[Rows from a dataset]
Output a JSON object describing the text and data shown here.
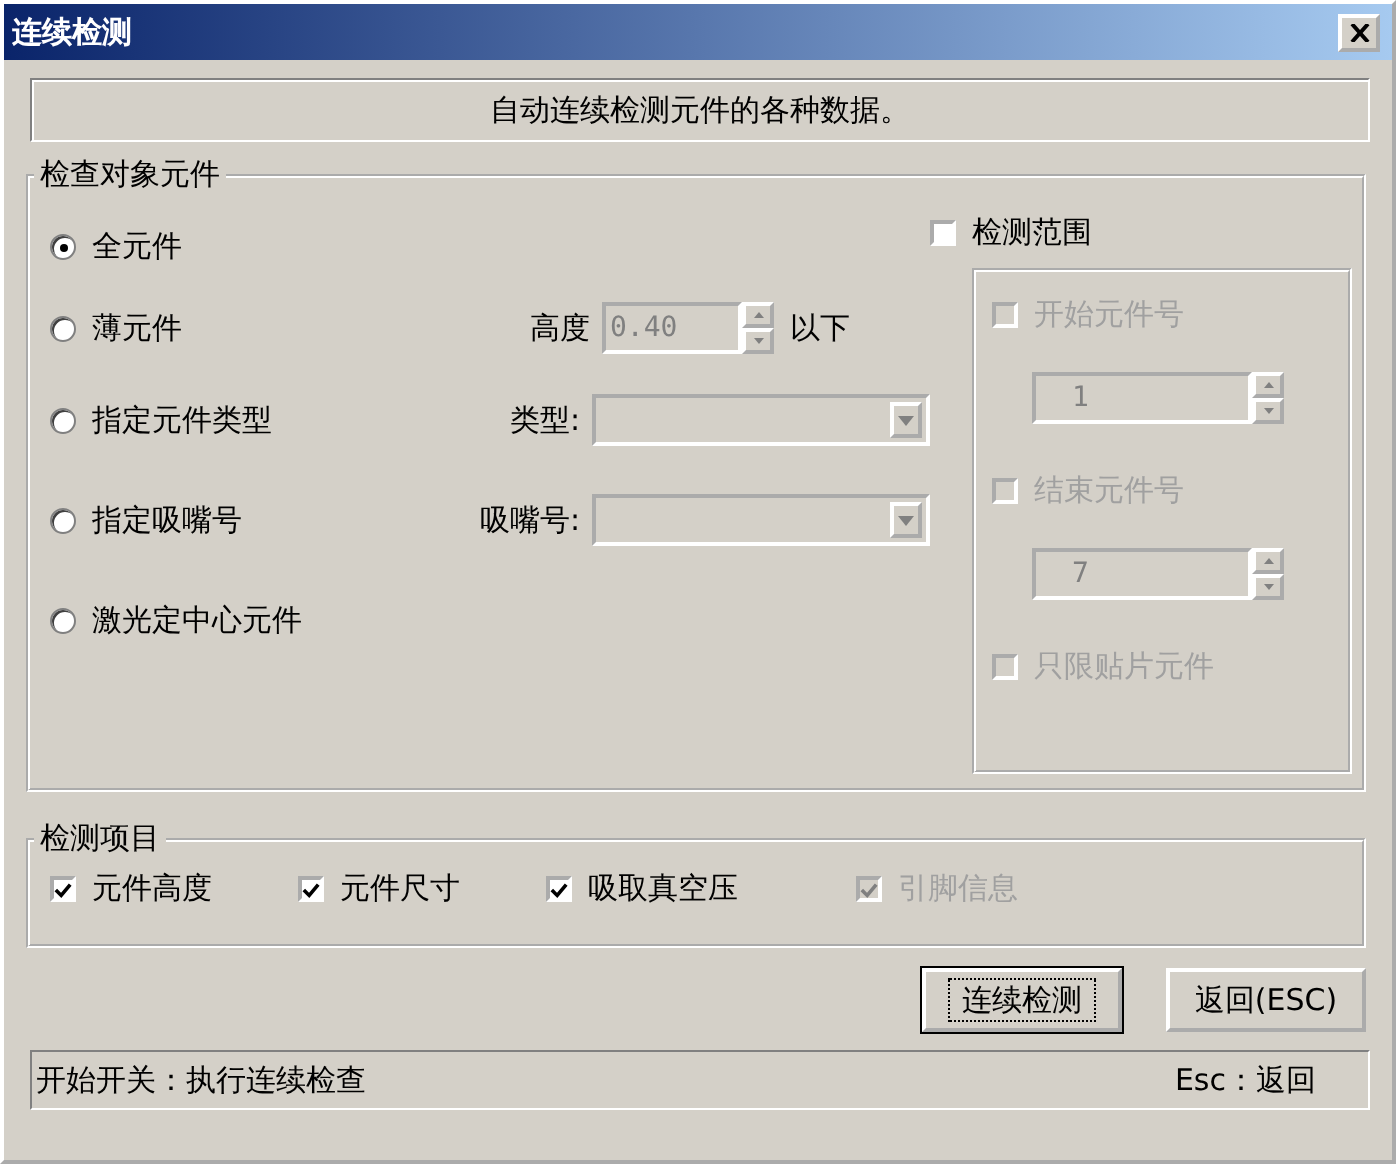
{
  "window": {
    "title": "连续检测"
  },
  "description": "自动连续检测元件的各种数据。",
  "target_group": {
    "title": "检查对象元件",
    "options": [
      {
        "label": "全元件",
        "selected": true
      },
      {
        "label": "薄元件",
        "selected": false,
        "control": {
          "kind": "spin",
          "label": "高度",
          "value": "0.40",
          "suffix": "以下",
          "disabled": true
        }
      },
      {
        "label": "指定元件类型",
        "selected": false,
        "control": {
          "kind": "combo",
          "label": "类型:",
          "disabled": true
        }
      },
      {
        "label": "指定吸嘴号",
        "selected": false,
        "control": {
          "kind": "combo",
          "label": "吸嘴号:",
          "disabled": true
        }
      },
      {
        "label": "激光定中心元件",
        "selected": false
      }
    ],
    "range": {
      "label": "检测范围",
      "checked": false,
      "items": [
        {
          "kind": "check",
          "label": "开始元件号",
          "checked": false,
          "disabled": true
        },
        {
          "kind": "spin",
          "value": "1",
          "disabled": true
        },
        {
          "kind": "check",
          "label": "结束元件号",
          "checked": false,
          "disabled": true
        },
        {
          "kind": "spin",
          "value": "7",
          "disabled": true
        },
        {
          "kind": "check",
          "label": "只限贴片元件",
          "checked": false,
          "disabled": true
        }
      ]
    }
  },
  "items_group": {
    "title": "检测项目",
    "checks": [
      {
        "label": "元件高度",
        "checked": true,
        "disabled": false
      },
      {
        "label": "元件尺寸",
        "checked": true,
        "disabled": false
      },
      {
        "label": "吸取真空压",
        "checked": true,
        "disabled": false
      },
      {
        "label": "引脚信息",
        "checked": true,
        "disabled": true
      }
    ]
  },
  "buttons": [
    {
      "label": "连续检测",
      "default": true
    },
    {
      "label": "返回(ESC)",
      "default": false
    }
  ],
  "status_bar": {
    "left": "开始开关：执行连续检查",
    "right": "Esc：返回"
  }
}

> [WRITTEN PROBLEM]
Leave the pictures out and copy the rest of the data exactly.

> [EXERCISE ANSWER]
Output a JSON object describing the text and data shown here.
{
  "window": {
    "title": "连续检测"
  },
  "description": "自动连续检测元件的各种数据。",
  "target_group": {
    "title": "检查对象元件",
    "options": [
      {
        "label": "全元件",
        "selected": true
      },
      {
        "label": "薄元件",
        "selected": false,
        "control": {
          "kind": "spin",
          "label": "高度",
          "value": "0.40",
          "suffix": "以下",
          "disabled": true
        }
      },
      {
        "label": "指定元件类型",
        "selected": false,
        "control": {
          "kind": "combo",
          "label": "类型:",
          "disabled": true
        }
      },
      {
        "label": "指定吸嘴号",
        "selected": false,
        "control": {
          "kind": "combo",
          "label": "吸嘴号:",
          "disabled": true
        }
      },
      {
        "label": "激光定中心元件",
        "selected": false
      }
    ],
    "range": {
      "label": "检测范围",
      "checked": false,
      "items": [
        {
          "kind": "check",
          "label": "开始元件号",
          "checked": false,
          "disabled": true
        },
        {
          "kind": "spin",
          "value": "1",
          "disabled": true
        },
        {
          "kind": "check",
          "label": "结束元件号",
          "checked": false,
          "disabled": true
        },
        {
          "kind": "spin",
          "value": "7",
          "disabled": true
        },
        {
          "kind": "check",
          "label": "只限贴片元件",
          "checked": false,
          "disabled": true
        }
      ]
    }
  },
  "items_group": {
    "title": "检测项目",
    "checks": [
      {
        "label": "元件高度",
        "checked": true,
        "disabled": false
      },
      {
        "label": "元件尺寸",
        "checked": true,
        "disabled": false
      },
      {
        "label": "吸取真空压",
        "checked": true,
        "disabled": false
      },
      {
        "label": "引脚信息",
        "checked": true,
        "disabled": true
      }
    ]
  },
  "buttons": [
    {
      "label": "连续检测",
      "default": true
    },
    {
      "label": "返回(ESC)",
      "default": false
    }
  ],
  "status_bar": {
    "left": "开始开关：执行连续检查",
    "right": "Esc：返回"
  }
}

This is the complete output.